#### MATERIAL
......

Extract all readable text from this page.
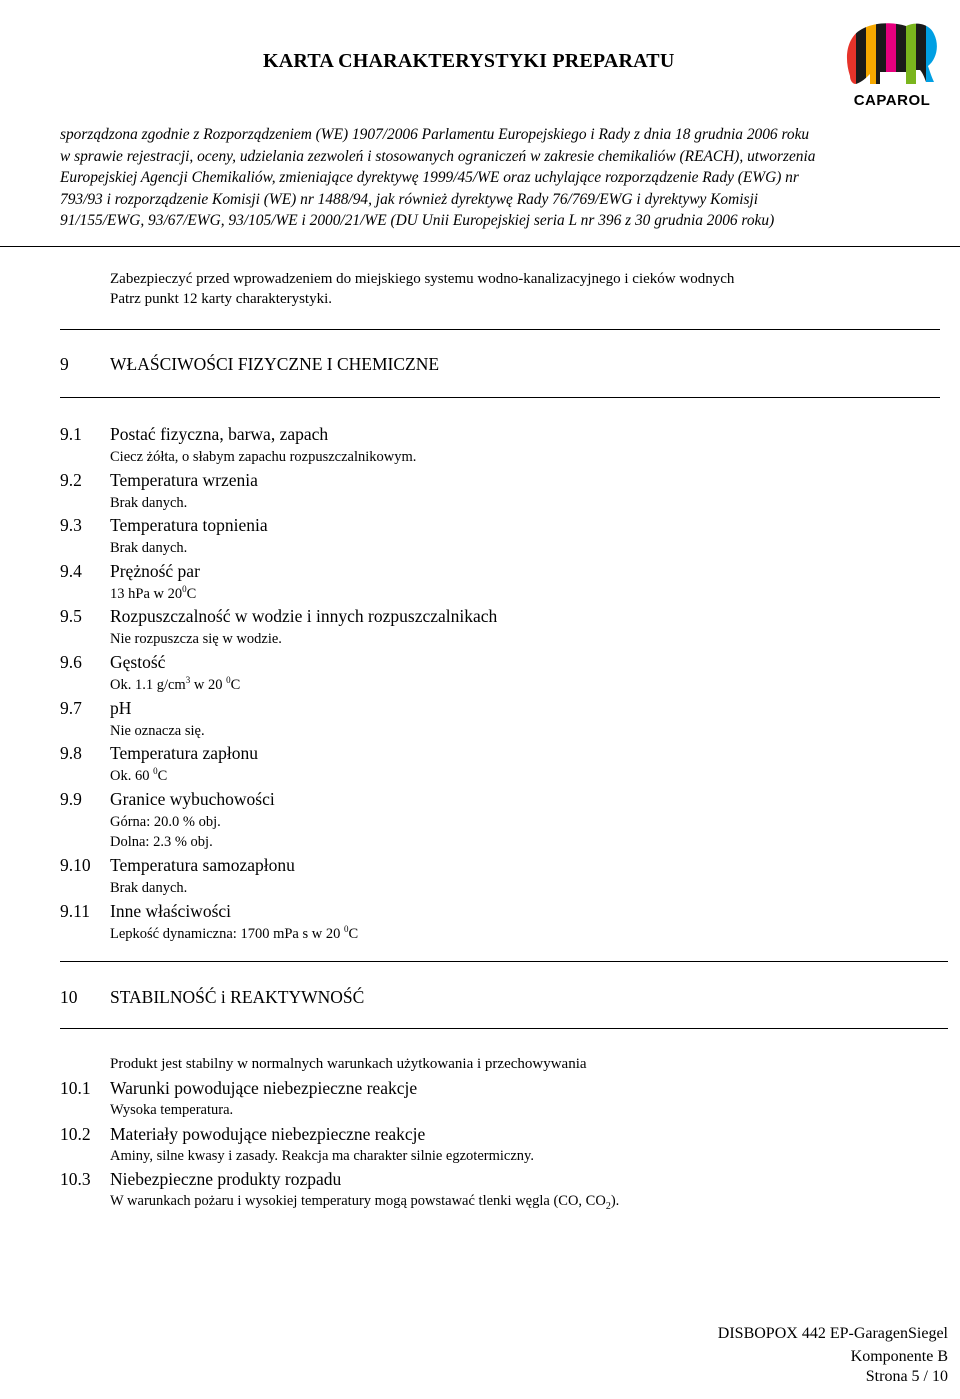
KARTA CHARAKTERYSTYKI PREPARATU
CAPAROL
sporządzona zgodnie z Rozporządzeniem (WE) 1907/2006 Parlamentu Europejskiego i Rady z dnia 18 grudnia 2006 roku
w sprawie rejestracji, oceny, udzielania zezwoleń i stosowanych ograniczeń w zakresie chemikaliów (REACH), utworzenia
Europejskiej Agencji Chemikaliów, zmieniające dyrektywę 1999/45/WE oraz uchylające rozporządzenie Rady (EWG) nr
793/93 i rozporządzenie Komisji (WE) nr 1488/94, jak również dyrektywę Rady 76/769/EWG i dyrektywy Komisji
91/155/EWG, 93/67/EWG, 93/105/WE i 2000/21/WE (DU Unii Europejskiej seria L nr 396 z 30 grudnia 2006 roku)
Zabezpieczyć przed wprowadzeniem do miejskiego systemu wodno-kanalizacyjnego i cieków wodnych
Patrz punkt 12 karty charakterystyki.
9 WŁAŚCIWOŚCI FIZYCZNE I CHEMICZNE
9.1 Postać fizyczna, barwa, zapach
Ciecz żółta, o słabym zapachu rozpuszczalnikowym.
9.2 Temperatura wrzenia
Brak danych.
9.3 Temperatura topnienia
Brak danych.
9.4 Prężność par
13 hPa w $20^0C$
9.5 Rozpuszczalność w wodzie i innych rozpuszczalnikach
Nie rozpuszcza się w wodzie.
9.6 Gęstość
Ok. 1.1 $g/cm^3$ w 20 $^0$C
9.7 pH
Nie oznacza się.
9.8 Temperatura zapłonu
Ok. 60 $^0$C
9.9 Granice wybuchowości
Górna: 20.0 % obj.
Dolna: 2.3 % obj.
9.10 Temperatura samozapłonu
Brak danych.
9.11 Inne właściwości
Lepkość dynamiczna: 1700 mPa s w 20 $^0$C
10 STABILNOŚĆ i REAKTYWNOŚĆ
Produkt jest stabilny w normalnych warunkach użytkowania i przechowywania
10.1 Warunki powodujące niebezpieczne reakcje
Wysoka temperatura.
10.2 Materiały powodujące niebezpieczne reakcje
Aminy, silne kwasy i zasady. Reakcja ma charakter silnie egzotermiczny.
10.3 Niebezpieczne produkty rozpadu
W warunkach pożaru i wysokiej temperatury mogą powstawać tlenki węgla (CO, $CO_2$).
DISBOPOX 442 EP-GaragenSiegel
Komponente B
Strona 5 / 10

......

#### PROBLEM DESCRIPTION
Transcribe all the lines above exactly, apart from the pictures.

#### COMPLETED EXERCISE
Extract all readable text from this page.
KARTA CHARAKTERYSTYKI PREPARATU
CAPAROL
sporządzona zgodnie z Rozporządzeniem (WE) 1907/2006 Parlamentu Europejskiego i Rady z dnia 18 grudnia 2006 roku
w sprawie rejestracji, oceny, udzielania zezwoleń i stosowanych ograniczeń w zakresie chemikaliów (REACH), utworzenia
Europejskiej Agencji Chemikaliów, zmieniające dyrektywę 1999/45/WE oraz uchylające rozporządzenie Rady (EWG) nr
793/93 i rozporządzenie Komisji (WE) nr 1488/94, jak również dyrektywę Rady 76/769/EWG i dyrektywy Komisji
91/155/EWG, 93/67/EWG, 93/105/WE i 2000/21/WE (DU Unii Europejskiej seria L nr 396 z 30 grudnia 2006 roku)
Zabezpieczyć przed wprowadzeniem do miejskiego systemu wodno-kanalizacyjnego i cieków wodnych
Patrz punkt 12 karty charakterystyki.
9 WŁAŚCIWOŚCI FIZYCZNE I CHEMICZNE
9.1 Postać fizyczna, barwa, zapach
Ciecz żółta, o słabym zapachu rozpuszczalnikowym.
9.2 Temperatura wrzenia
Brak danych.
9.3 Temperatura topnienia
Brak danych.
9.4 Prężność par
13 hPa w $20^0C$
9.5 Rozpuszczalność w wodzie i innych rozpuszczalnikach
Nie rozpuszcza się w wodzie.
9.6 Gęstość
Ok. 1.1 $g/cm^3$ w 20 $^0$C
9.7 pH
Nie oznacza się.
9.8 Temperatura zapłonu
Ok. 60 $^0$C
9.9 Granice wybuchowości
Górna: 20.0 % obj.
Dolna: 2.3 % obj.
9.10 Temperatura samozapłonu
Brak danych.
9.11 Inne właściwości
Lepkość dynamiczna: 1700 mPa s w 20 $^0$C
10 STABILNOŚĆ i REAKTYWNOŚĆ
Produkt jest stabilny w normalnych warunkach użytkowania i przechowywania
10.1 Warunki powodujące niebezpieczne reakcje
Wysoka temperatura.
10.2 Materiały powodujące niebezpieczne reakcje
Aminy, silne kwasy i zasady. Reakcja ma charakter silnie egzotermiczny.
10.3 Niebezpieczne produkty rozpadu
W warunkach pożaru i wysokiej temperatury mogą powstawać tlenki węgla (CO, $CO_2$).
DISBOPOX 442 EP-GaragenSiegel
Komponente B
Strona 5 / 10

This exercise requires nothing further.